Dataset records:
◇ ◇ ◇ ◇ ◇ ◇ ◇
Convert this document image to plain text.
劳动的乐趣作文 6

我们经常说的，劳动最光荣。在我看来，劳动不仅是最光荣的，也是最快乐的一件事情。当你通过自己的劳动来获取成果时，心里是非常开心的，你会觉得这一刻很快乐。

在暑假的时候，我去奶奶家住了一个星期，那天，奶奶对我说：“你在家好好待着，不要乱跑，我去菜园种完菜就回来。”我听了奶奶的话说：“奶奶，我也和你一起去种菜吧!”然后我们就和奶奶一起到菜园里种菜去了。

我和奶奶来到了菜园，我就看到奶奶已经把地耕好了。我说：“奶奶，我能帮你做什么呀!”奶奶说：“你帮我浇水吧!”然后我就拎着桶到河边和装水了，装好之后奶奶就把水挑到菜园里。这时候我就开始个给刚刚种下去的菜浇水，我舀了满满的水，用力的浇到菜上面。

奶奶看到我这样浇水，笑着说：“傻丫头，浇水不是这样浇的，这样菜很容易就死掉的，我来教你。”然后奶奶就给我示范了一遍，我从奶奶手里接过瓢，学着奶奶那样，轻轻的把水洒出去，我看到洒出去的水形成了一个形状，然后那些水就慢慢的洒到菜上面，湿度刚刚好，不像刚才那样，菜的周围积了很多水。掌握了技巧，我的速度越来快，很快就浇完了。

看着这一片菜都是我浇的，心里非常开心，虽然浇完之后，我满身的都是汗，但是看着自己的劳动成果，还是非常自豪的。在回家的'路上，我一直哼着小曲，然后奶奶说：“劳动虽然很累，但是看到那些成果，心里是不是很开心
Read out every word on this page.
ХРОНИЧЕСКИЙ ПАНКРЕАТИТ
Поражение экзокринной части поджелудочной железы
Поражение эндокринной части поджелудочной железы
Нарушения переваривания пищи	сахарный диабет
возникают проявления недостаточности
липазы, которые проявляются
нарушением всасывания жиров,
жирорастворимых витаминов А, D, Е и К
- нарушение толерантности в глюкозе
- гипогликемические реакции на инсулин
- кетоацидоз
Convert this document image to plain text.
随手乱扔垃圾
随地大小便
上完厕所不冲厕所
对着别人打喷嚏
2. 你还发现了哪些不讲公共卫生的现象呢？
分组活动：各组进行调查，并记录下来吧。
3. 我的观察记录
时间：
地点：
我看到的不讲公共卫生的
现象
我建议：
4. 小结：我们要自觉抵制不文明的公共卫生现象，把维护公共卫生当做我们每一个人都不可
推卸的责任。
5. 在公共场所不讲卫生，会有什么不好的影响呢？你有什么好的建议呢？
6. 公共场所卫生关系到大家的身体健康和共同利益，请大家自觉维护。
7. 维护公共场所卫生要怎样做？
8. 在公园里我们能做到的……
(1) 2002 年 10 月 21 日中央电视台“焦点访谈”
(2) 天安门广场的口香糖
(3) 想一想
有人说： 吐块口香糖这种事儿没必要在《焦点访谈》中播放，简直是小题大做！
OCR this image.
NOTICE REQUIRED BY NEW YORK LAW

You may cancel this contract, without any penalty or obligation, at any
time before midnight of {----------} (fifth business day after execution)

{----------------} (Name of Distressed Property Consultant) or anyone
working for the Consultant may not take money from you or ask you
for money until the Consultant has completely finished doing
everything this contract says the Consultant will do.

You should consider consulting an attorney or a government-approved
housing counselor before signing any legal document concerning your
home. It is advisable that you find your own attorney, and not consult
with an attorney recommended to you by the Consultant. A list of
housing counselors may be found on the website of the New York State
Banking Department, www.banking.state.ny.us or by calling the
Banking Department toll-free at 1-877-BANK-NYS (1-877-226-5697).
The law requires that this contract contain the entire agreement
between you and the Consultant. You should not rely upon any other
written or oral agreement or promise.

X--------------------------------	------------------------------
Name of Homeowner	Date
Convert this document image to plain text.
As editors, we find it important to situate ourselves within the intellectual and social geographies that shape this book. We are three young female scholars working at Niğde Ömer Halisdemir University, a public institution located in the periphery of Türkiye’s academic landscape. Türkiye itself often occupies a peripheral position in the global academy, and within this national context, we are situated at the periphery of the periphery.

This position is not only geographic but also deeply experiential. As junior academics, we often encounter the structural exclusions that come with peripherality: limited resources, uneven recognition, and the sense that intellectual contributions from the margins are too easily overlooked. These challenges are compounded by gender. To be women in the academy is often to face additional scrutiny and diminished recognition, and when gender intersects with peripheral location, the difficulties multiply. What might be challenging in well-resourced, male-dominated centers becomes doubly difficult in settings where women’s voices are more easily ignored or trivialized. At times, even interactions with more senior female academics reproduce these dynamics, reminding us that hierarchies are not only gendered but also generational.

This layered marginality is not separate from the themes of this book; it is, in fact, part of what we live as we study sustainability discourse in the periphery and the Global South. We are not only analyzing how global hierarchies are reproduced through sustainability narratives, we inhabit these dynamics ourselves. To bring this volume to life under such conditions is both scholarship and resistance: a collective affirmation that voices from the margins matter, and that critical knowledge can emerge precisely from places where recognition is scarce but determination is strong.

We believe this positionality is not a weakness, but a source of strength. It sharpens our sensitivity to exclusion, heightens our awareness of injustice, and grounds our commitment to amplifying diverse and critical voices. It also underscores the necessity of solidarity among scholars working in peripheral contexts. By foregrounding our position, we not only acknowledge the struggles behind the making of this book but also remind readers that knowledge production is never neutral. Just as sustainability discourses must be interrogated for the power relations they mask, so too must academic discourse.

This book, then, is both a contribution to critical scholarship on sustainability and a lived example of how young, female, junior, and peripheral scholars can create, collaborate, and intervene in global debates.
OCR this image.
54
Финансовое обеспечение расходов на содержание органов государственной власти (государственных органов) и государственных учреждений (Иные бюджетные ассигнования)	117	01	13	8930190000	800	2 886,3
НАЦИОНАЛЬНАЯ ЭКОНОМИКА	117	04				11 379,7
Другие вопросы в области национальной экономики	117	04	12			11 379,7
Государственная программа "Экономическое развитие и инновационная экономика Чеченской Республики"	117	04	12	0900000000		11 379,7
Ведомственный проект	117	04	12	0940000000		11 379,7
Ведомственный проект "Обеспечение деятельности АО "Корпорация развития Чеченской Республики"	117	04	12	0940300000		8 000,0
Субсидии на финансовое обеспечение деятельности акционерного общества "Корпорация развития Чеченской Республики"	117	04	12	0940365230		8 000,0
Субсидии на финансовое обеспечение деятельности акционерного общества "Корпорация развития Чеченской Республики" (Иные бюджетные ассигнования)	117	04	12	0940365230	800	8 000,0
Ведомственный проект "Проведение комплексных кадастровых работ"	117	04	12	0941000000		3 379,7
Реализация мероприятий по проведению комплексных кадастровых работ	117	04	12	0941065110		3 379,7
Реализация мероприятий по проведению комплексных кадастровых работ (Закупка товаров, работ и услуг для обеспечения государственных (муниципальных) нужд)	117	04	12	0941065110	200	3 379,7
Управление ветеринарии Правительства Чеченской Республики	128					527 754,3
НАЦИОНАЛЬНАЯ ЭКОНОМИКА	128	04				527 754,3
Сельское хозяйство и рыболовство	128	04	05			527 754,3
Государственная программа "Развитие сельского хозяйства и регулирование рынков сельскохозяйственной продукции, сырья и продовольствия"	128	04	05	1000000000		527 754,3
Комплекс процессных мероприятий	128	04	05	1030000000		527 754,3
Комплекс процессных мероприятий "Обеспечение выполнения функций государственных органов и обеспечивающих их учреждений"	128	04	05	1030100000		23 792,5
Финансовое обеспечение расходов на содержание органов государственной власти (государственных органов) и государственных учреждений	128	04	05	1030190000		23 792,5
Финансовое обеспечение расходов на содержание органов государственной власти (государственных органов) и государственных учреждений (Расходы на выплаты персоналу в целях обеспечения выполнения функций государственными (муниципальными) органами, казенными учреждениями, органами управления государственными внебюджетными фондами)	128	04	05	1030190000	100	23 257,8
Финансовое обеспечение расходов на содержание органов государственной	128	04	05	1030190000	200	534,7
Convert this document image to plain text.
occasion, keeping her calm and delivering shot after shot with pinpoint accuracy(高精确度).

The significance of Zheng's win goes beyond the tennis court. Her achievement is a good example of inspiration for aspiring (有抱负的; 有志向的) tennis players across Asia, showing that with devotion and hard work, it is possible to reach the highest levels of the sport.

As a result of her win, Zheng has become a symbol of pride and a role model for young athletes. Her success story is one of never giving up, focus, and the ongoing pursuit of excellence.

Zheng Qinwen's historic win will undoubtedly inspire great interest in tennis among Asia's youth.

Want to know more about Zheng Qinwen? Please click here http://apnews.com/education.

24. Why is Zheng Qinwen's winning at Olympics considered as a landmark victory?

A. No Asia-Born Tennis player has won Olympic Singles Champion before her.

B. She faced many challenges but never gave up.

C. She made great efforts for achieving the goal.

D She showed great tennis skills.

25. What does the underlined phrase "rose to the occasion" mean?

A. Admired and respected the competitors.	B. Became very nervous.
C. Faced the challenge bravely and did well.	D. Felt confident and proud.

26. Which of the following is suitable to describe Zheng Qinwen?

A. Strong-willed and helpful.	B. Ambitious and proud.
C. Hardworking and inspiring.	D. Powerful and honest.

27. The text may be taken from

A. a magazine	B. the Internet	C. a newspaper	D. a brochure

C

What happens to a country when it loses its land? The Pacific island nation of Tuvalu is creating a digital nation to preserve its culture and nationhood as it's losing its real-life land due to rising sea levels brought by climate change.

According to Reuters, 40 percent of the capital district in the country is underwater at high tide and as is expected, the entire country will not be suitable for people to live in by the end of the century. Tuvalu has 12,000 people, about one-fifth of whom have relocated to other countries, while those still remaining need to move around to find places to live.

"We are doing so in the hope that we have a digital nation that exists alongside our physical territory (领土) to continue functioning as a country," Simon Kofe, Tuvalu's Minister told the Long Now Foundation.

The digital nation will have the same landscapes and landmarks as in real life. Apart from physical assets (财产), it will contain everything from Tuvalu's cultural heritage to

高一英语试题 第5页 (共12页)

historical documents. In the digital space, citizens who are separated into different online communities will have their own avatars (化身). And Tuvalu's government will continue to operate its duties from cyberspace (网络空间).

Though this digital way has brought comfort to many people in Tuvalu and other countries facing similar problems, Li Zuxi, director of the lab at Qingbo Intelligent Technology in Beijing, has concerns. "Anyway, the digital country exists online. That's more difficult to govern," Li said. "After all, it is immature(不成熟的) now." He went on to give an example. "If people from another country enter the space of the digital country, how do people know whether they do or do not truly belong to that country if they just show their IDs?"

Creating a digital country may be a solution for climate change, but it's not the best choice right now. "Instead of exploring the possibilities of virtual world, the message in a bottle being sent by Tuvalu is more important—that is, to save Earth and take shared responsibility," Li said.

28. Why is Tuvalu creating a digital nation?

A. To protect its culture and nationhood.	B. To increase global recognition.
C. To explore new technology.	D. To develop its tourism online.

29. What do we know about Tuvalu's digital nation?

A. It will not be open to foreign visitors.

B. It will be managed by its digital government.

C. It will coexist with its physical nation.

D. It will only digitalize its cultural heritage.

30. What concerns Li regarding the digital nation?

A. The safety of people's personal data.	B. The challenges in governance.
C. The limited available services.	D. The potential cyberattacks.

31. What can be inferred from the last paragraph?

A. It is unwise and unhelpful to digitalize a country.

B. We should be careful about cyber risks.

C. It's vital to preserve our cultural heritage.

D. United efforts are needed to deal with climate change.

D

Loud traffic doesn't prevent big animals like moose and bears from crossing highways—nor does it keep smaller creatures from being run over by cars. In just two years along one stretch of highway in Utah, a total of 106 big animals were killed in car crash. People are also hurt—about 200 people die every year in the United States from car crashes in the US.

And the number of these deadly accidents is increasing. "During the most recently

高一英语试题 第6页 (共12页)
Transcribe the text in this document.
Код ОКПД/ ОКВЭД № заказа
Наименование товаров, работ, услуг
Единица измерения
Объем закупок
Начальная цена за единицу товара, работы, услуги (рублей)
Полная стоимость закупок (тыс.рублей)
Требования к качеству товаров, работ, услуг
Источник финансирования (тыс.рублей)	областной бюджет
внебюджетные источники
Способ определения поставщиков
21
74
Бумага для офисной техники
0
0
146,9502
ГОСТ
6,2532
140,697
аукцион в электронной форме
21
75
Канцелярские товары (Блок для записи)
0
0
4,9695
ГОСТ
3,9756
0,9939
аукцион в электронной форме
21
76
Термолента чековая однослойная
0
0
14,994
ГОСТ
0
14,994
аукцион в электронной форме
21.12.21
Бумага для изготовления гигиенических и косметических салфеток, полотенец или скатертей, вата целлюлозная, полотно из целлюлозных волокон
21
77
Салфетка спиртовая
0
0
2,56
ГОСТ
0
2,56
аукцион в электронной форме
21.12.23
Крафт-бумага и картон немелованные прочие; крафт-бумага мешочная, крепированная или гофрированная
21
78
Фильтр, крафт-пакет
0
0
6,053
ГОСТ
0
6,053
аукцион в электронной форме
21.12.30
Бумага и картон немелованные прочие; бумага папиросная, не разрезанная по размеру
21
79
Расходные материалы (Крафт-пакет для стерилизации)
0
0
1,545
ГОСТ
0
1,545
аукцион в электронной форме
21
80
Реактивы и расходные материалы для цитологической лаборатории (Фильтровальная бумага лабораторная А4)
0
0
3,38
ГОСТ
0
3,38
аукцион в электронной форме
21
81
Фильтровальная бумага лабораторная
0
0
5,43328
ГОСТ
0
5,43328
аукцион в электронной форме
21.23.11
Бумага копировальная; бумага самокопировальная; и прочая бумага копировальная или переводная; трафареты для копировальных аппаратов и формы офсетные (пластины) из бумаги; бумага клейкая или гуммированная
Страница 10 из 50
◇ ◇ ◇ ◇ ◇ ◇ ◇
What the exercise asks — Only the number is wanted: how many lines above include the word "doing"?

Complete response — 2